The task:
Reproduce each line bearing the word "probabilidade".

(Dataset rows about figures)
'''

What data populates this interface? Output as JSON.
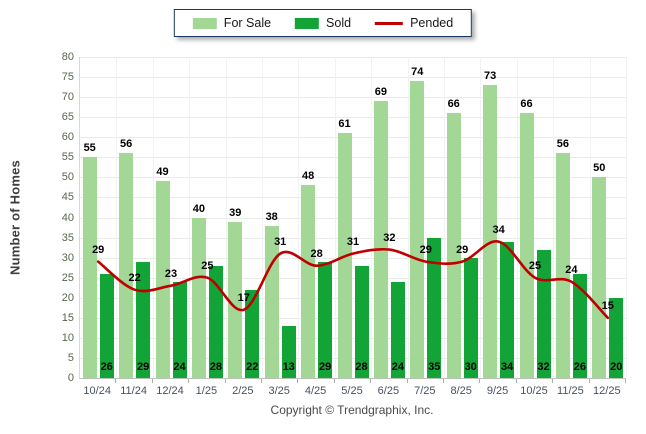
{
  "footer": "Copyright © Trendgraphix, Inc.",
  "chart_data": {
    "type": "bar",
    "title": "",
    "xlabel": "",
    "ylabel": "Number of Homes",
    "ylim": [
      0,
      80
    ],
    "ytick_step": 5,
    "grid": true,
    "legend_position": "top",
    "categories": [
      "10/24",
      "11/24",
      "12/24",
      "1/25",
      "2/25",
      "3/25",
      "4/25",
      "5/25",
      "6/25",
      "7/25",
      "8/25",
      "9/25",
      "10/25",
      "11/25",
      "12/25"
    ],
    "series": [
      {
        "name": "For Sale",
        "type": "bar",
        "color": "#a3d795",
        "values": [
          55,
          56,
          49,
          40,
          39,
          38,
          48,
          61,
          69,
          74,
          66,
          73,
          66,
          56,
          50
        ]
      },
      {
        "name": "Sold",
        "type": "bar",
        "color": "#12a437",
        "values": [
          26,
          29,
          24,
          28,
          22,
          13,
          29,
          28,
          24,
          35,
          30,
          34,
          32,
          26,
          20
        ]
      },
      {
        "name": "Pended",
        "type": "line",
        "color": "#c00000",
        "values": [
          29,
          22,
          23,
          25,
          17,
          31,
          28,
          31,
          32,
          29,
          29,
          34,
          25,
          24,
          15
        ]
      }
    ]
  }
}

'''
'''

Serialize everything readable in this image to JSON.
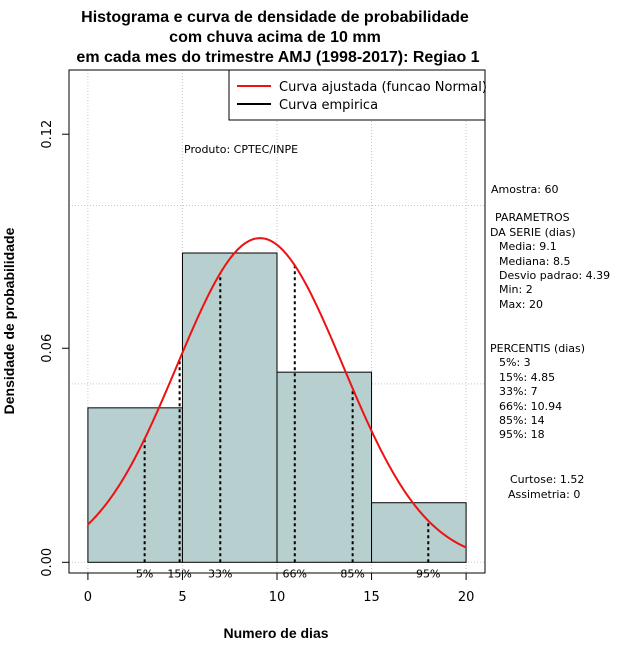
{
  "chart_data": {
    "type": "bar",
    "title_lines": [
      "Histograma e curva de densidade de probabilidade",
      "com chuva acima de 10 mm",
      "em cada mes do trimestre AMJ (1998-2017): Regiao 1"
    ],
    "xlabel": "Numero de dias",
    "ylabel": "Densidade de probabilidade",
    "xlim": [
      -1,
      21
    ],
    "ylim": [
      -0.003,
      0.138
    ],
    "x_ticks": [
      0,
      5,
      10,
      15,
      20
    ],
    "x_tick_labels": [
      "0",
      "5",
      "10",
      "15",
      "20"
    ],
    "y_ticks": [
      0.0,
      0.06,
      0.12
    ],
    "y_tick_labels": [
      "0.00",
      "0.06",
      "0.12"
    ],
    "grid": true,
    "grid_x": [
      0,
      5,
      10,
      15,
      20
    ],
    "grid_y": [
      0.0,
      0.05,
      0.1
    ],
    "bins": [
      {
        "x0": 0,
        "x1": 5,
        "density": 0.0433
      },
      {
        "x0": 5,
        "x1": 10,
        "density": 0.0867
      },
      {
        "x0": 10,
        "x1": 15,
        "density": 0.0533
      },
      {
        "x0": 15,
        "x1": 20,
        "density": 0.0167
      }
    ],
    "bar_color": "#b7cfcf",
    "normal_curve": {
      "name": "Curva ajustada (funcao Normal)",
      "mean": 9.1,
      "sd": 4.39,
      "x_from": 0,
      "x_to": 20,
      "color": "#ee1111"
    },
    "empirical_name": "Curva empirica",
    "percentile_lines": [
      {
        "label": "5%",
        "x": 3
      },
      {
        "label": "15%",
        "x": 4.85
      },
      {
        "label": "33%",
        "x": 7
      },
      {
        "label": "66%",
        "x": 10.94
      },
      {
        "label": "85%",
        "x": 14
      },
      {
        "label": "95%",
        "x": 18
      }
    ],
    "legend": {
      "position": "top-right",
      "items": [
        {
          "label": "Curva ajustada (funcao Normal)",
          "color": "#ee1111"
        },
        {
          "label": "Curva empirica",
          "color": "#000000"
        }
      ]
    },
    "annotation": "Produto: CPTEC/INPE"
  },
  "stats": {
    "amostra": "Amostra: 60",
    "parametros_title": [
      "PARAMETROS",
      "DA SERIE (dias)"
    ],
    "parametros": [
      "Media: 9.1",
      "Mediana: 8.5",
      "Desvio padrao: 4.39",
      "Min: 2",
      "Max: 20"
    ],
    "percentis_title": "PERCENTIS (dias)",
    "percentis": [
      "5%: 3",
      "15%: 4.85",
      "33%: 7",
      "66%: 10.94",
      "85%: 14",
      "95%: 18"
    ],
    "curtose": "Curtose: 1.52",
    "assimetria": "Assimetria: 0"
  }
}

'''
'''

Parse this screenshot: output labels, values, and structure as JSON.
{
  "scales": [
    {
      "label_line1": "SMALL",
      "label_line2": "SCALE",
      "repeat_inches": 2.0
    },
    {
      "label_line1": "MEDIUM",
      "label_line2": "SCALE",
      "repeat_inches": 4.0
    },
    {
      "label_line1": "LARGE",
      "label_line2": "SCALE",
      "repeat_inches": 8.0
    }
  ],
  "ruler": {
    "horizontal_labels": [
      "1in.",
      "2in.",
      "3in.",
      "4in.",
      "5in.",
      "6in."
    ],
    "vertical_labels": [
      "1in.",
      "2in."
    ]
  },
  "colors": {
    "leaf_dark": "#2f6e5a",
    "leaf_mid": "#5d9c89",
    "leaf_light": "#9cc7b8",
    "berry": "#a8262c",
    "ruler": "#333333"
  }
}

'''

Final result:
      "Histograma e curva de densidade de probabilidade",
    "ylabel": "Densidade de probabilidade",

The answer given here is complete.